**INFORMATION PROVIDED:**
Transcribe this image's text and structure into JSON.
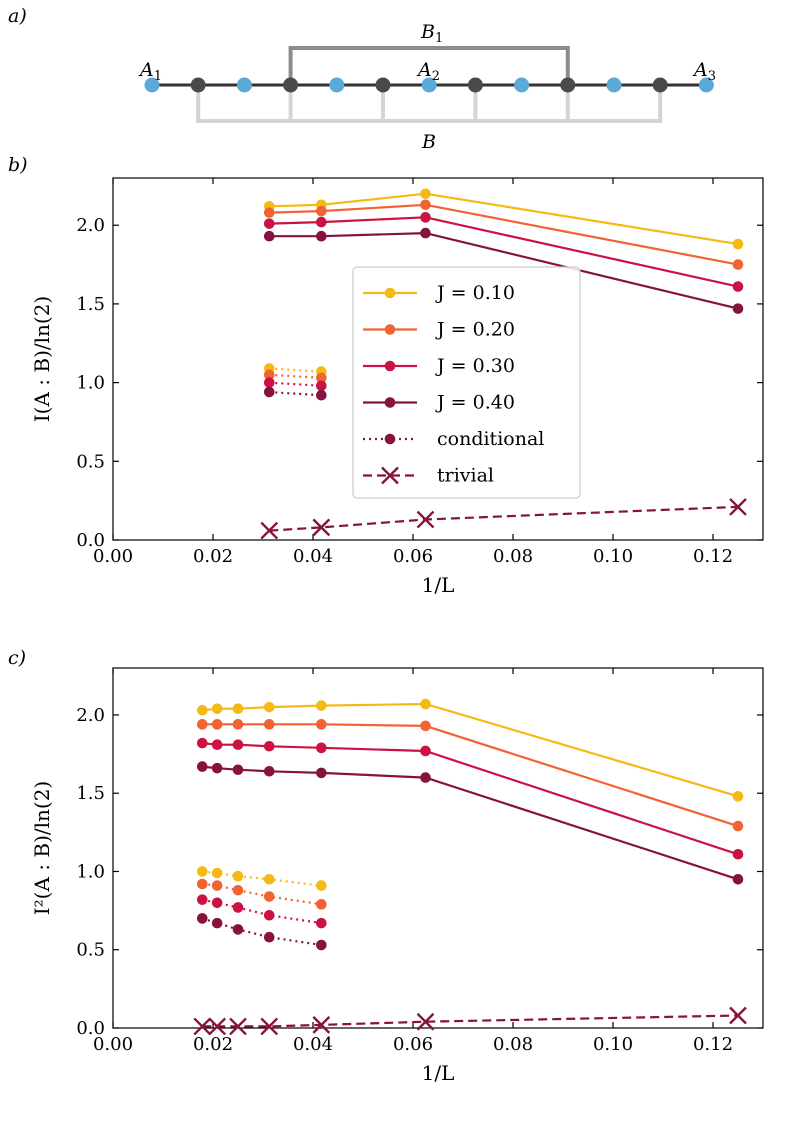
{
  "diagram": {
    "panel_label": "a)",
    "labels": {
      "A1": "A",
      "A1_sub": "1",
      "A2": "A",
      "A2_sub": "2",
      "A3": "A",
      "A3_sub": "3",
      "B1": "B",
      "B1_sub": "1",
      "B": "B"
    },
    "sites": [
      "A",
      "B",
      "A",
      "B",
      "A",
      "B",
      "A",
      "B",
      "A",
      "B",
      "A",
      "B",
      "A"
    ],
    "colors": {
      "a_site": "#5aa9d6",
      "b_site": "#4a4a4a",
      "chain": "#333333",
      "b1_bracket": "#8c8c8c",
      "b_bracket": "#d4d4d4"
    }
  },
  "chart_data": [
    {
      "type": "line",
      "panel_label": "b)",
      "xlabel": "1/L",
      "ylabel": "I(A : B)/ln(2)",
      "xlim": [
        0.0,
        0.13
      ],
      "ylim": [
        0.0,
        2.3
      ],
      "xticks": [
        "0.00",
        "0.02",
        "0.04",
        "0.06",
        "0.08",
        "0.10",
        "0.12"
      ],
      "yticks": [
        "0.0",
        "0.5",
        "1.0",
        "1.5",
        "2.0"
      ],
      "legend": {
        "placement": "center",
        "entries": [
          {
            "label": "J = 0.10",
            "style": "solid-marker",
            "color": "#f5b914"
          },
          {
            "label": "J = 0.20",
            "style": "solid-marker",
            "color": "#f26333"
          },
          {
            "label": "J = 0.30",
            "style": "solid-marker",
            "color": "#cc1143"
          },
          {
            "label": "J = 0.40",
            "style": "solid-marker",
            "color": "#86123e"
          },
          {
            "label": "conditional",
            "style": "dotted-marker",
            "color": "#86123e"
          },
          {
            "label": "trivial",
            "style": "dashed-x",
            "color": "#86123e"
          }
        ]
      },
      "series": [
        {
          "name": "J = 0.10",
          "color": "#f5b914",
          "style": "solid",
          "x": [
            0.03125,
            0.041667,
            0.0625,
            0.125
          ],
          "y": [
            2.12,
            2.13,
            2.2,
            1.88
          ]
        },
        {
          "name": "J = 0.20",
          "color": "#f26333",
          "style": "solid",
          "x": [
            0.03125,
            0.041667,
            0.0625,
            0.125
          ],
          "y": [
            2.08,
            2.09,
            2.13,
            1.75
          ]
        },
        {
          "name": "J = 0.30",
          "color": "#cc1143",
          "style": "solid",
          "x": [
            0.03125,
            0.041667,
            0.0625,
            0.125
          ],
          "y": [
            2.01,
            2.02,
            2.05,
            1.61
          ]
        },
        {
          "name": "J = 0.40",
          "color": "#86123e",
          "style": "solid",
          "x": [
            0.03125,
            0.041667,
            0.0625,
            0.125
          ],
          "y": [
            1.93,
            1.93,
            1.95,
            1.47
          ]
        },
        {
          "name": "conditional J = 0.10",
          "color": "#f5b914",
          "style": "dotted",
          "x": [
            0.03125,
            0.041667
          ],
          "y": [
            1.09,
            1.07
          ]
        },
        {
          "name": "conditional J = 0.20",
          "color": "#f26333",
          "style": "dotted",
          "x": [
            0.03125,
            0.041667
          ],
          "y": [
            1.05,
            1.03
          ]
        },
        {
          "name": "conditional J = 0.30",
          "color": "#cc1143",
          "style": "dotted",
          "x": [
            0.03125,
            0.041667
          ],
          "y": [
            1.0,
            0.98
          ]
        },
        {
          "name": "conditional J = 0.40",
          "color": "#86123e",
          "style": "dotted",
          "x": [
            0.03125,
            0.041667
          ],
          "y": [
            0.94,
            0.92
          ]
        },
        {
          "name": "trivial",
          "color": "#86123e",
          "style": "dashed-x",
          "x": [
            0.03125,
            0.041667,
            0.0625,
            0.125
          ],
          "y": [
            0.06,
            0.08,
            0.13,
            0.21
          ]
        }
      ]
    },
    {
      "type": "line",
      "panel_label": "c)",
      "xlabel": "1/L",
      "ylabel": "I²(A : B)/ln(2)",
      "xlim": [
        0.0,
        0.13
      ],
      "ylim": [
        0.0,
        2.3
      ],
      "xticks": [
        "0.00",
        "0.02",
        "0.04",
        "0.06",
        "0.08",
        "0.10",
        "0.12"
      ],
      "yticks": [
        "0.0",
        "0.5",
        "1.0",
        "1.5",
        "2.0"
      ],
      "series": [
        {
          "name": "J = 0.10",
          "color": "#f5b914",
          "style": "solid",
          "x": [
            0.017857,
            0.020833,
            0.025,
            0.03125,
            0.041667,
            0.0625,
            0.125
          ],
          "y": [
            2.03,
            2.04,
            2.04,
            2.05,
            2.06,
            2.07,
            1.48
          ]
        },
        {
          "name": "J = 0.20",
          "color": "#f26333",
          "style": "solid",
          "x": [
            0.017857,
            0.020833,
            0.025,
            0.03125,
            0.041667,
            0.0625,
            0.125
          ],
          "y": [
            1.94,
            1.94,
            1.94,
            1.94,
            1.94,
            1.93,
            1.29
          ]
        },
        {
          "name": "J = 0.30",
          "color": "#cc1143",
          "style": "solid",
          "x": [
            0.017857,
            0.020833,
            0.025,
            0.03125,
            0.041667,
            0.0625,
            0.125
          ],
          "y": [
            1.82,
            1.81,
            1.81,
            1.8,
            1.79,
            1.77,
            1.11
          ]
        },
        {
          "name": "J = 0.40",
          "color": "#86123e",
          "style": "solid",
          "x": [
            0.017857,
            0.020833,
            0.025,
            0.03125,
            0.041667,
            0.0625,
            0.125
          ],
          "y": [
            1.67,
            1.66,
            1.65,
            1.64,
            1.63,
            1.6,
            0.95
          ]
        },
        {
          "name": "conditional J = 0.10",
          "color": "#f5b914",
          "style": "dotted",
          "x": [
            0.017857,
            0.020833,
            0.025,
            0.03125,
            0.041667
          ],
          "y": [
            1.0,
            0.99,
            0.97,
            0.95,
            0.91
          ]
        },
        {
          "name": "conditional J = 0.20",
          "color": "#f26333",
          "style": "dotted",
          "x": [
            0.017857,
            0.020833,
            0.025,
            0.03125,
            0.041667
          ],
          "y": [
            0.92,
            0.91,
            0.88,
            0.84,
            0.79
          ]
        },
        {
          "name": "conditional J = 0.30",
          "color": "#cc1143",
          "style": "dotted",
          "x": [
            0.017857,
            0.020833,
            0.025,
            0.03125,
            0.041667
          ],
          "y": [
            0.82,
            0.8,
            0.77,
            0.72,
            0.67
          ]
        },
        {
          "name": "conditional J = 0.40",
          "color": "#86123e",
          "style": "dotted",
          "x": [
            0.017857,
            0.020833,
            0.025,
            0.03125,
            0.041667
          ],
          "y": [
            0.7,
            0.67,
            0.63,
            0.58,
            0.53
          ]
        },
        {
          "name": "trivial",
          "color": "#86123e",
          "style": "dashed-x",
          "x": [
            0.017857,
            0.020833,
            0.025,
            0.03125,
            0.041667,
            0.0625,
            0.125
          ],
          "y": [
            0.01,
            0.01,
            0.01,
            0.01,
            0.02,
            0.04,
            0.08
          ]
        }
      ]
    }
  ]
}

**PROBLEM TO SOLVE:**
Leave the pictures out and print the records above exactly as they stand.

**ANSWER FOR THE TASK:**
Transcribe this image's text and structure into JSON.
{
  "diagram": {
    "panel_label": "a)",
    "labels": {
      "A1": "A",
      "A1_sub": "1",
      "A2": "A",
      "A2_sub": "2",
      "A3": "A",
      "A3_sub": "3",
      "B1": "B",
      "B1_sub": "1",
      "B": "B"
    },
    "sites": [
      "A",
      "B",
      "A",
      "B",
      "A",
      "B",
      "A",
      "B",
      "A",
      "B",
      "A",
      "B",
      "A"
    ],
    "colors": {
      "a_site": "#5aa9d6",
      "b_site": "#4a4a4a",
      "chain": "#333333",
      "b1_bracket": "#8c8c8c",
      "b_bracket": "#d4d4d4"
    }
  },
  "chart_data": [
    {
      "type": "line",
      "panel_label": "b)",
      "xlabel": "1/L",
      "ylabel": "I(A : B)/ln(2)",
      "xlim": [
        0.0,
        0.13
      ],
      "ylim": [
        0.0,
        2.3
      ],
      "xticks": [
        "0.00",
        "0.02",
        "0.04",
        "0.06",
        "0.08",
        "0.10",
        "0.12"
      ],
      "yticks": [
        "0.0",
        "0.5",
        "1.0",
        "1.5",
        "2.0"
      ],
      "legend": {
        "placement": "center",
        "entries": [
          {
            "label": "J = 0.10",
            "style": "solid-marker",
            "color": "#f5b914"
          },
          {
            "label": "J = 0.20",
            "style": "solid-marker",
            "color": "#f26333"
          },
          {
            "label": "J = 0.30",
            "style": "solid-marker",
            "color": "#cc1143"
          },
          {
            "label": "J = 0.40",
            "style": "solid-marker",
            "color": "#86123e"
          },
          {
            "label": "conditional",
            "style": "dotted-marker",
            "color": "#86123e"
          },
          {
            "label": "trivial",
            "style": "dashed-x",
            "color": "#86123e"
          }
        ]
      },
      "series": [
        {
          "name": "J = 0.10",
          "color": "#f5b914",
          "style": "solid",
          "x": [
            0.03125,
            0.041667,
            0.0625,
            0.125
          ],
          "y": [
            2.12,
            2.13,
            2.2,
            1.88
          ]
        },
        {
          "name": "J = 0.20",
          "color": "#f26333",
          "style": "solid",
          "x": [
            0.03125,
            0.041667,
            0.0625,
            0.125
          ],
          "y": [
            2.08,
            2.09,
            2.13,
            1.75
          ]
        },
        {
          "name": "J = 0.30",
          "color": "#cc1143",
          "style": "solid",
          "x": [
            0.03125,
            0.041667,
            0.0625,
            0.125
          ],
          "y": [
            2.01,
            2.02,
            2.05,
            1.61
          ]
        },
        {
          "name": "J = 0.40",
          "color": "#86123e",
          "style": "solid",
          "x": [
            0.03125,
            0.041667,
            0.0625,
            0.125
          ],
          "y": [
            1.93,
            1.93,
            1.95,
            1.47
          ]
        },
        {
          "name": "conditional J = 0.10",
          "color": "#f5b914",
          "style": "dotted",
          "x": [
            0.03125,
            0.041667
          ],
          "y": [
            1.09,
            1.07
          ]
        },
        {
          "name": "conditional J = 0.20",
          "color": "#f26333",
          "style": "dotted",
          "x": [
            0.03125,
            0.041667
          ],
          "y": [
            1.05,
            1.03
          ]
        },
        {
          "name": "conditional J = 0.30",
          "color": "#cc1143",
          "style": "dotted",
          "x": [
            0.03125,
            0.041667
          ],
          "y": [
            1.0,
            0.98
          ]
        },
        {
          "name": "conditional J = 0.40",
          "color": "#86123e",
          "style": "dotted",
          "x": [
            0.03125,
            0.041667
          ],
          "y": [
            0.94,
            0.92
          ]
        },
        {
          "name": "trivial",
          "color": "#86123e",
          "style": "dashed-x",
          "x": [
            0.03125,
            0.041667,
            0.0625,
            0.125
          ],
          "y": [
            0.06,
            0.08,
            0.13,
            0.21
          ]
        }
      ]
    },
    {
      "type": "line",
      "panel_label": "c)",
      "xlabel": "1/L",
      "ylabel": "I²(A : B)/ln(2)",
      "xlim": [
        0.0,
        0.13
      ],
      "ylim": [
        0.0,
        2.3
      ],
      "xticks": [
        "0.00",
        "0.02",
        "0.04",
        "0.06",
        "0.08",
        "0.10",
        "0.12"
      ],
      "yticks": [
        "0.0",
        "0.5",
        "1.0",
        "1.5",
        "2.0"
      ],
      "series": [
        {
          "name": "J = 0.10",
          "color": "#f5b914",
          "style": "solid",
          "x": [
            0.017857,
            0.020833,
            0.025,
            0.03125,
            0.041667,
            0.0625,
            0.125
          ],
          "y": [
            2.03,
            2.04,
            2.04,
            2.05,
            2.06,
            2.07,
            1.48
          ]
        },
        {
          "name": "J = 0.20",
          "color": "#f26333",
          "style": "solid",
          "x": [
            0.017857,
            0.020833,
            0.025,
            0.03125,
            0.041667,
            0.0625,
            0.125
          ],
          "y": [
            1.94,
            1.94,
            1.94,
            1.94,
            1.94,
            1.93,
            1.29
          ]
        },
        {
          "name": "J = 0.30",
          "color": "#cc1143",
          "style": "solid",
          "x": [
            0.017857,
            0.020833,
            0.025,
            0.03125,
            0.041667,
            0.0625,
            0.125
          ],
          "y": [
            1.82,
            1.81,
            1.81,
            1.8,
            1.79,
            1.77,
            1.11
          ]
        },
        {
          "name": "J = 0.40",
          "color": "#86123e",
          "style": "solid",
          "x": [
            0.017857,
            0.020833,
            0.025,
            0.03125,
            0.041667,
            0.0625,
            0.125
          ],
          "y": [
            1.67,
            1.66,
            1.65,
            1.64,
            1.63,
            1.6,
            0.95
          ]
        },
        {
          "name": "conditional J = 0.10",
          "color": "#f5b914",
          "style": "dotted",
          "x": [
            0.017857,
            0.020833,
            0.025,
            0.03125,
            0.041667
          ],
          "y": [
            1.0,
            0.99,
            0.97,
            0.95,
            0.91
          ]
        },
        {
          "name": "conditional J = 0.20",
          "color": "#f26333",
          "style": "dotted",
          "x": [
            0.017857,
            0.020833,
            0.025,
            0.03125,
            0.041667
          ],
          "y": [
            0.92,
            0.91,
            0.88,
            0.84,
            0.79
          ]
        },
        {
          "name": "conditional J = 0.30",
          "color": "#cc1143",
          "style": "dotted",
          "x": [
            0.017857,
            0.020833,
            0.025,
            0.03125,
            0.041667
          ],
          "y": [
            0.82,
            0.8,
            0.77,
            0.72,
            0.67
          ]
        },
        {
          "name": "conditional J = 0.40",
          "color": "#86123e",
          "style": "dotted",
          "x": [
            0.017857,
            0.020833,
            0.025,
            0.03125,
            0.041667
          ],
          "y": [
            0.7,
            0.67,
            0.63,
            0.58,
            0.53
          ]
        },
        {
          "name": "trivial",
          "color": "#86123e",
          "style": "dashed-x",
          "x": [
            0.017857,
            0.020833,
            0.025,
            0.03125,
            0.041667,
            0.0625,
            0.125
          ],
          "y": [
            0.01,
            0.01,
            0.01,
            0.01,
            0.02,
            0.04,
            0.08
          ]
        }
      ]
    }
  ]
}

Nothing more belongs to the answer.